» WRITTEN REQUEST:
Send back the entries below exactly as they appear.

Stored data entries:
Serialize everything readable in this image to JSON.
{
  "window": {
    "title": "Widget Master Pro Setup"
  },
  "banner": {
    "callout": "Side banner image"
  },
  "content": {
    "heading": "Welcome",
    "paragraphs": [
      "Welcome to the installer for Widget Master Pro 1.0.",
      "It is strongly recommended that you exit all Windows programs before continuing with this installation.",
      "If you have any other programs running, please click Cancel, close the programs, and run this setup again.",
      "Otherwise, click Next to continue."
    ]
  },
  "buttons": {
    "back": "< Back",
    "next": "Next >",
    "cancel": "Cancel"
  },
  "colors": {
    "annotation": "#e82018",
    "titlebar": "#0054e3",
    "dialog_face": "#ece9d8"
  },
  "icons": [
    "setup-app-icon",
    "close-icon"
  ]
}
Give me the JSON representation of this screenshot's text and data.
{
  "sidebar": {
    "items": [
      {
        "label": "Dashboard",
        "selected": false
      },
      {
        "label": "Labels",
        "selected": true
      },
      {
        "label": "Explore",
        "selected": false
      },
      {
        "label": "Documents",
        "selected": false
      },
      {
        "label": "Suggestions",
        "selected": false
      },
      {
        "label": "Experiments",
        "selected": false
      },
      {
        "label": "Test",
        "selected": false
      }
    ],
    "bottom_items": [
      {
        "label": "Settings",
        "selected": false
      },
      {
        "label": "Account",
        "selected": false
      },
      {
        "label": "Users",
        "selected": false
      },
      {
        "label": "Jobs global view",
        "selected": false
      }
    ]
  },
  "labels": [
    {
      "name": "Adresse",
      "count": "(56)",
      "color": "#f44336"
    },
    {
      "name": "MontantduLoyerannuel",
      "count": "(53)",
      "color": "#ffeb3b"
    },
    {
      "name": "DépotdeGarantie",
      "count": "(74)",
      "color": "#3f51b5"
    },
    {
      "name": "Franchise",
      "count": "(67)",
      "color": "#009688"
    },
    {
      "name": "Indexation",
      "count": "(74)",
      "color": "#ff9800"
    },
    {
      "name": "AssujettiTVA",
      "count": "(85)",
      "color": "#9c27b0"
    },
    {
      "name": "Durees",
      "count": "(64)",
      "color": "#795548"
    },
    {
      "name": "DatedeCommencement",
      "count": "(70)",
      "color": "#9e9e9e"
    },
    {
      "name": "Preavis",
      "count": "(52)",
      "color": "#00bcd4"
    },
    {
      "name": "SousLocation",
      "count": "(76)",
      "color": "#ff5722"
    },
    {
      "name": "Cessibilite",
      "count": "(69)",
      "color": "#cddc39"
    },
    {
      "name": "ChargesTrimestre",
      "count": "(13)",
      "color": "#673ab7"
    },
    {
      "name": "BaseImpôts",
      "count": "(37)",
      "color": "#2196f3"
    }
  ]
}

» RESULT OF THIS EXERCISE:
Serialize everything readable in this image to JSON.
{
  "window": {
    "title": "Widget Master Pro Setup"
  },
  "banner": {
    "callout": "Side banner image"
  },
  "content": {
    "heading": "Welcome",
    "paragraphs": [
      "Welcome to the installer for Widget Master Pro 1.0.",
      "It is strongly recommended that you exit all Windows programs before continuing with this installation.",
      "If you have any other programs running, please click Cancel, close the programs, and run this setup again.",
      "Otherwise, click Next to continue."
    ]
  },
  "buttons": {
    "back": "< Back",
    "next": "Next >",
    "cancel": "Cancel"
  },
  "colors": {
    "annotation": "#e82018",
    "titlebar": "#0054e3",
    "dialog_face": "#ece9d8"
  },
  "icons": [
    "setup-app-icon",
    "close-icon"
  ]
}
Give me the JSON representation of this screenshot's text and data.
{
  "sidebar": {
    "items": [
      {
        "label": "Dashboard",
        "selected": false
      },
      {
        "label": "Labels",
        "selected": true
      },
      {
        "label": "Explore",
        "selected": false
      },
      {
        "label": "Documents",
        "selected": false
      },
      {
        "label": "Suggestions",
        "selected": false
      },
      {
        "label": "Experiments",
        "selected": false
      },
      {
        "label": "Test",
        "selected": false
      }
    ],
    "bottom_items": [
      {
        "label": "Settings",
        "selected": false
      },
      {
        "label": "Account",
        "selected": false
      },
      {
        "label": "Users",
        "selected": false
      },
      {
        "label": "Jobs global view",
        "selected": false
      }
    ]
  },
  "labels": [
    {
      "name": "Adresse",
      "count": "(56)",
      "color": "#f44336"
    },
    {
      "name": "MontantduLoyerannuel",
      "count": "(53)",
      "color": "#ffeb3b"
    },
    {
      "name": "DépotdeGarantie",
      "count": "(74)",
      "color": "#3f51b5"
    },
    {
      "name": "Franchise",
      "count": "(67)",
      "color": "#009688"
    },
    {
      "name": "Indexation",
      "count": "(74)",
      "color": "#ff9800"
    },
    {
      "name": "AssujettiTVA",
      "count": "(85)",
      "color": "#9c27b0"
    },
    {
      "name": "Durees",
      "count": "(64)",
      "color": "#795548"
    },
    {
      "name": "DatedeCommencement",
      "count": "(70)",
      "color": "#9e9e9e"
    },
    {
      "name": "Preavis",
      "count": "(52)",
      "color": "#00bcd4"
    },
    {
      "name": "SousLocation",
      "count": "(76)",
      "color": "#ff5722"
    },
    {
      "name": "Cessibilite",
      "count": "(69)",
      "color": "#cddc39"
    },
    {
      "name": "ChargesTrimestre",
      "count": "(13)",
      "color": "#673ab7"
    },
    {
      "name": "BaseImpôts",
      "count": "(37)",
      "color": "#2196f3"
    }
  ]
}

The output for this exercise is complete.